**Aim of the exercise**
Write out all of the records precisely. Skip anything that is a picture.

○ ○ ○ ○

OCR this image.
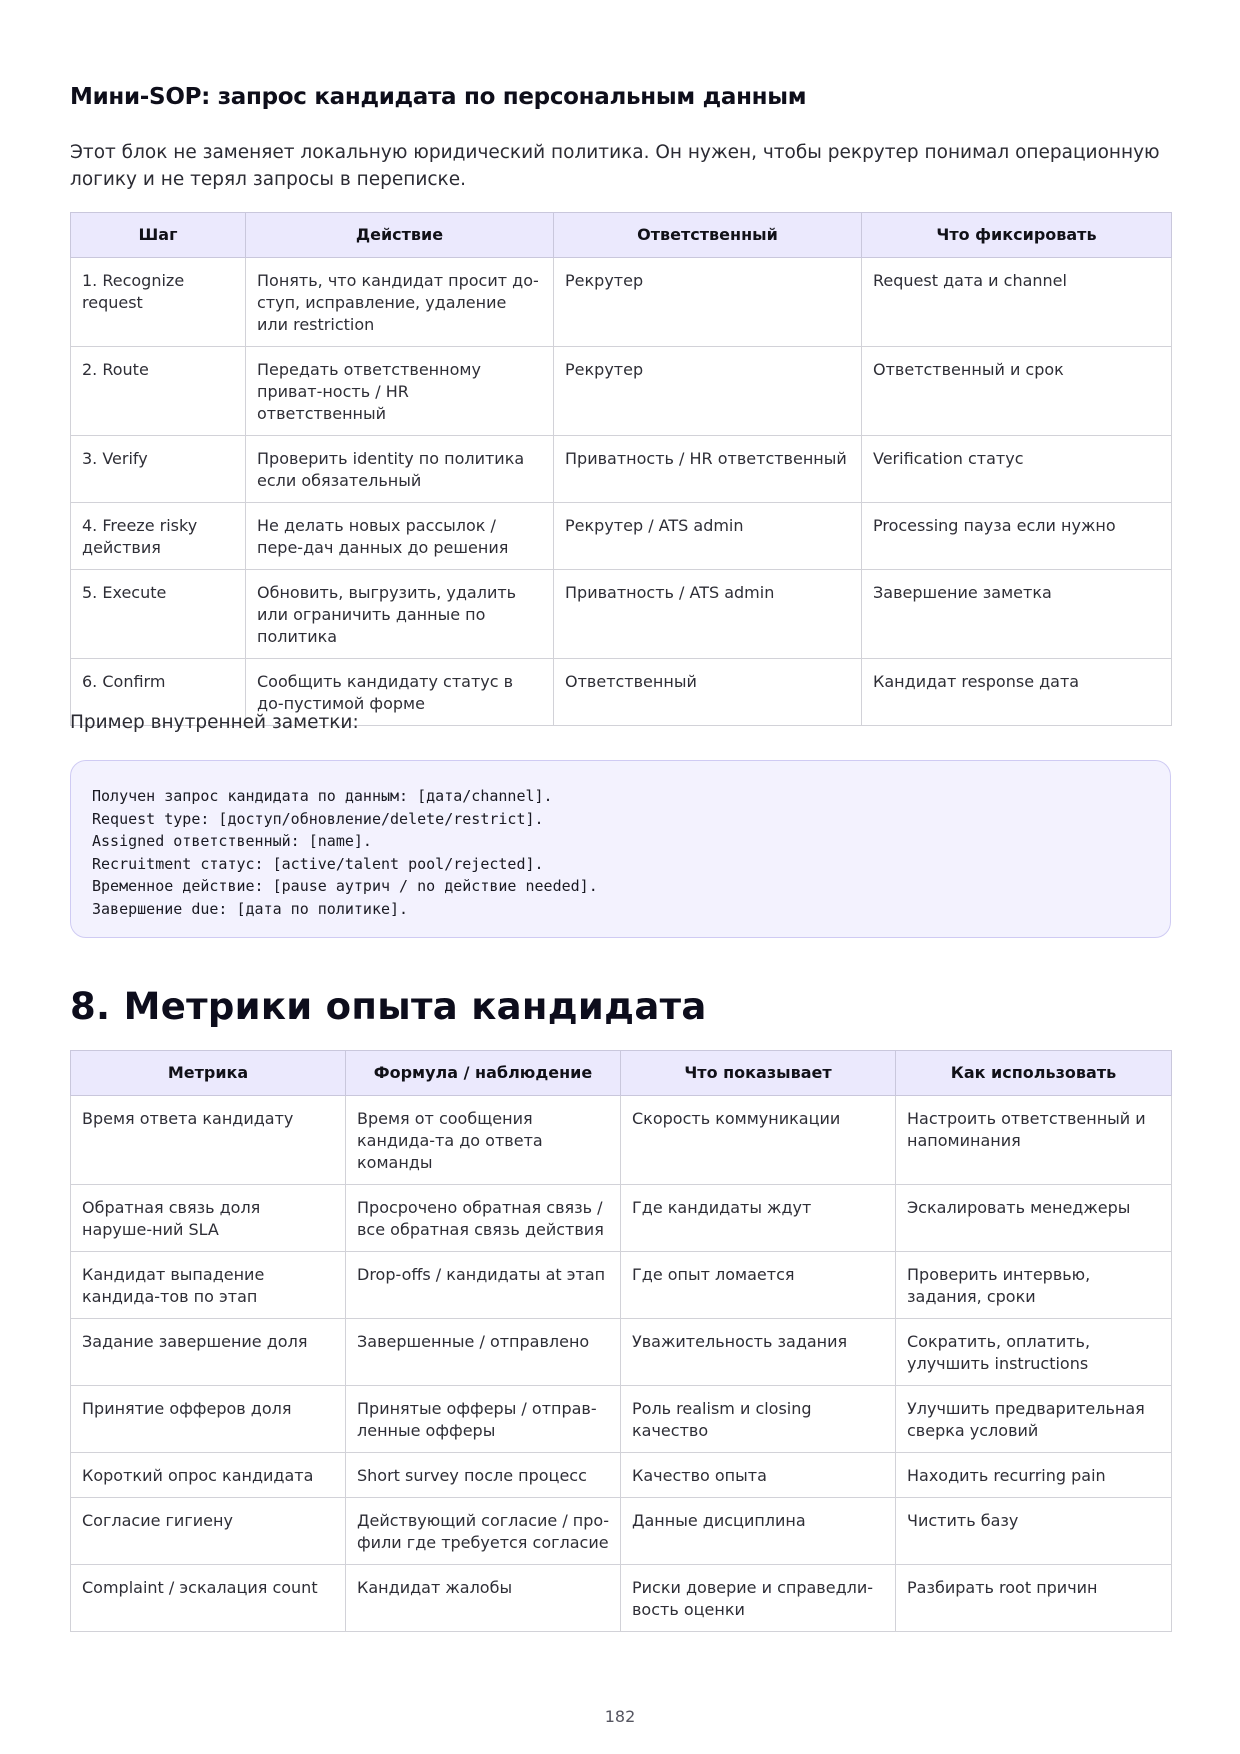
Мини-SOP: запрос кандидата по персональным данным

Этот блок не заменяет локальную юридический политика. Он нужен, чтобы рекрутер понимал операционную логику и не терял запросы в переписке.

Шаг	Действие	Ответственный	Что фиксировать
1. Recognize request	Понять, что кандидат просит до-ступ, исправление, удаление или restriction	Рекрутер	Request дата и channel
2. Route	Передать ответственному приват-ность / HR ответственный	Рекрутер	Ответственный и срок
3. Verify	Проверить identity по политика если обязательный	Приватность / HR ответственный	Verification статус
4. Freeze risky действия	Не делать новых рассылок / пере-дач данных до решения	Рекрутер / ATS admin	Processing пауза если нужно
5. Execute	Обновить, выгрузить, удалить или ограничить данные по политика	Приватность / ATS admin	Завершение заметка
6. Confirm	Сообщить кандидату статус в до-пустимой форме	Ответственный	Кандидат response дата

Пример внутренней заметки:

Получен запрос кандидата по данным: [дата/channel].
Request type: [доступ/обновление/delete/restrict].
Assigned ответственный: [name].
Recruitment статус: [active/talent pool/rejected].
Временное действие: [pause аутрич / no действие needed].
Завершение due: [дата по политике].
8. Метрики опыта кандидата
Метрика	Формула / наблюдение	Что показывает	Как использовать
Время ответа кандидату	Время от сообщения кандида-та до ответа команды	Скорость коммуникации	Настроить ответственный и напоминания
Обратная связь доля наруше-ний SLA	Просрочено обратная связь / все обратная связь действия	Где кандидаты ждут	Эскалировать менеджеры
Кандидат выпадение кандида-тов по этап	Drop-offs / кандидаты at этап	Где опыт ломается	Проверить интервью, задания, сроки
Задание завершение доля	Завершенные / отправлено	Уважительность задания	Сократить, оплатить, улучшить instructions
Принятие офферов доля	Принятые офферы / отправ-ленные офферы	Роль realism и closing качество	Улучшить предварительная сверка условий
Короткий опрос кандидата	Short survey после процесс	Качество опыта	Находить recurring pain
Согласие гигиену	Действующий согласие / про-фили где требуется согласие	Данные дисциплина	Чистить базу
Complaint / эскалация count	Кандидат жалобы	Риски доверие и справедли-вость оценки	Разбирать root причин
182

○ ○ ○ ○

**Completed task**
OCR this image.
Мини-SOP: запрос кандидата по персональным данным

Этот блок не заменяет локальную юридический политика. Он нужен, чтобы рекрутер понимал операционную логику и не терял запросы в переписке.

Шаг	Действие	Ответственный	Что фиксировать
1. Recognize request	Понять, что кандидат просит до-ступ, исправление, удаление или restriction	Рекрутер	Request дата и channel
2. Route	Передать ответственному приват-ность / HR ответственный	Рекрутер	Ответственный и срок
3. Verify	Проверить identity по политика если обязательный	Приватность / HR ответственный	Verification статус
4. Freeze risky действия	Не делать новых рассылок / пере-дач данных до решения	Рекрутер / ATS admin	Processing пауза если нужно
5. Execute	Обновить, выгрузить, удалить или ограничить данные по политика	Приватность / ATS admin	Завершение заметка
6. Confirm	Сообщить кандидату статус в до-пустимой форме	Ответственный	Кандидат response дата

Пример внутренней заметки:

Получен запрос кандидата по данным: [дата/channel].
Request type: [доступ/обновление/delete/restrict].
Assigned ответственный: [name].
Recruitment статус: [active/talent pool/rejected].
Временное действие: [pause аутрич / no действие needed].
Завершение due: [дата по политике].
8. Метрики опыта кандидата
Метрика	Формула / наблюдение	Что показывает	Как использовать
Время ответа кандидату	Время от сообщения кандида-та до ответа команды	Скорость коммуникации	Настроить ответственный и напоминания
Обратная связь доля наруше-ний SLA	Просрочено обратная связь / все обратная связь действия	Где кандидаты ждут	Эскалировать менеджеры
Кандидат выпадение кандида-тов по этап	Drop-offs / кандидаты at этап	Где опыт ломается	Проверить интервью, задания, сроки
Задание завершение доля	Завершенные / отправлено	Уважительность задания	Сократить, оплатить, улучшить instructions
Принятие офферов доля	Принятые офферы / отправ-ленные офферы	Роль realism и closing качество	Улучшить предварительная сверка условий
Короткий опрос кандидата	Short survey после процесс	Качество опыта	Находить recurring pain
Согласие гигиену	Действующий согласие / про-фили где требуется согласие	Данные дисциплина	Чистить базу
Complaint / эскалация count	Кандидат жалобы	Риски доверие и справедли-вость оценки	Разбирать root причин
182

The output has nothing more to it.